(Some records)
☆ ☆ ☆ ☆

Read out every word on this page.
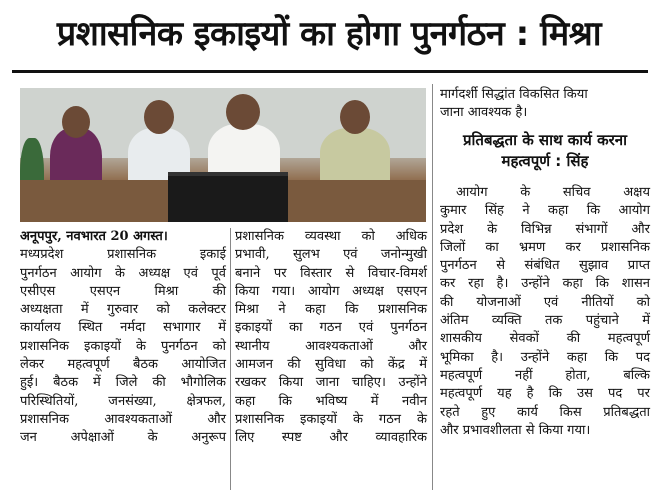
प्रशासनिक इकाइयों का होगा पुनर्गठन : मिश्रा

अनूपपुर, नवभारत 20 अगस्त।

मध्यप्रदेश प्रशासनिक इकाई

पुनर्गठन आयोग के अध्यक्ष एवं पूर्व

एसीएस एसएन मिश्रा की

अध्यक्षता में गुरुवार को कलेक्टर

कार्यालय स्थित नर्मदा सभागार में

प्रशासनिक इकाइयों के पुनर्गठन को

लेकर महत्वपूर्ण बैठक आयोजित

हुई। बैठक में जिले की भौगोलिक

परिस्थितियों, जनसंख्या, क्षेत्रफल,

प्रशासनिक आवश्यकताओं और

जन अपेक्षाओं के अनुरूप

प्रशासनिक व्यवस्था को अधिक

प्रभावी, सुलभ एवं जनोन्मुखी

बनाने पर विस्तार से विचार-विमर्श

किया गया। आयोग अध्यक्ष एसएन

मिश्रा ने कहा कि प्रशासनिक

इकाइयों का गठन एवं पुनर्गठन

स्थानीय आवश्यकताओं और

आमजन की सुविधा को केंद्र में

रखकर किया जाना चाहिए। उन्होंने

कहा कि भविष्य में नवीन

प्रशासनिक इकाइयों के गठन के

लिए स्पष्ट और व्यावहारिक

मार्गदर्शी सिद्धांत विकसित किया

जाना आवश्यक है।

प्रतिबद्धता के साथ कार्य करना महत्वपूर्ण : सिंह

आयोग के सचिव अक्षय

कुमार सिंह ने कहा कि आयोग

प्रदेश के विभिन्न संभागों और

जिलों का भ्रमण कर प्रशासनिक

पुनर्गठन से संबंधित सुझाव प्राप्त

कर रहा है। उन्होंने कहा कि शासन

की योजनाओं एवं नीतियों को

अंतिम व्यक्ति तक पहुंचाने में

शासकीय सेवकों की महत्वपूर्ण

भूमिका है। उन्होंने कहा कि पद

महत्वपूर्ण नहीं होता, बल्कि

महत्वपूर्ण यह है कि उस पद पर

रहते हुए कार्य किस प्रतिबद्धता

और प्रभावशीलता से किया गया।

☆ ☆ ☆ ☆

• [TASK DETAILS]:
Omit any images, then output the listing exactly.

• [ANSWER]:
Read out every word on this page.
प्रशासनिक इकाइयों का होगा पुनर्गठन : मिश्रा

अनूपपुर, नवभारत 20 अगस्त।

मध्यप्रदेश प्रशासनिक इकाई

पुनर्गठन आयोग के अध्यक्ष एवं पूर्व

एसीएस एसएन मिश्रा की

अध्यक्षता में गुरुवार को कलेक्टर

कार्यालय स्थित नर्मदा सभागार में

प्रशासनिक इकाइयों के पुनर्गठन को

लेकर महत्वपूर्ण बैठक आयोजित

हुई। बैठक में जिले की भौगोलिक

परिस्थितियों, जनसंख्या, क्षेत्रफल,

प्रशासनिक आवश्यकताओं और

जन अपेक्षाओं के अनुरूप

प्रशासनिक व्यवस्था को अधिक

प्रभावी, सुलभ एवं जनोन्मुखी

बनाने पर विस्तार से विचार-विमर्श

किया गया। आयोग अध्यक्ष एसएन

मिश्रा ने कहा कि प्रशासनिक

इकाइयों का गठन एवं पुनर्गठन

स्थानीय आवश्यकताओं और

आमजन की सुविधा को केंद्र में

रखकर किया जाना चाहिए। उन्होंने

कहा कि भविष्य में नवीन

प्रशासनिक इकाइयों के गठन के

लिए स्पष्ट और व्यावहारिक

मार्गदर्शी सिद्धांत विकसित किया

जाना आवश्यक है।

प्रतिबद्धता के साथ कार्य करना महत्वपूर्ण : सिंह

आयोग के सचिव अक्षय

कुमार सिंह ने कहा कि आयोग

प्रदेश के विभिन्न संभागों और

जिलों का भ्रमण कर प्रशासनिक

पुनर्गठन से संबंधित सुझाव प्राप्त

कर रहा है। उन्होंने कहा कि शासन

की योजनाओं एवं नीतियों को

अंतिम व्यक्ति तक पहुंचाने में

शासकीय सेवकों की महत्वपूर्ण

भूमिका है। उन्होंने कहा कि पद

महत्वपूर्ण नहीं होता, बल्कि

महत्वपूर्ण यह है कि उस पद पर

रहते हुए कार्य किस प्रतिबद्धता

और प्रभावशीलता से किया गया।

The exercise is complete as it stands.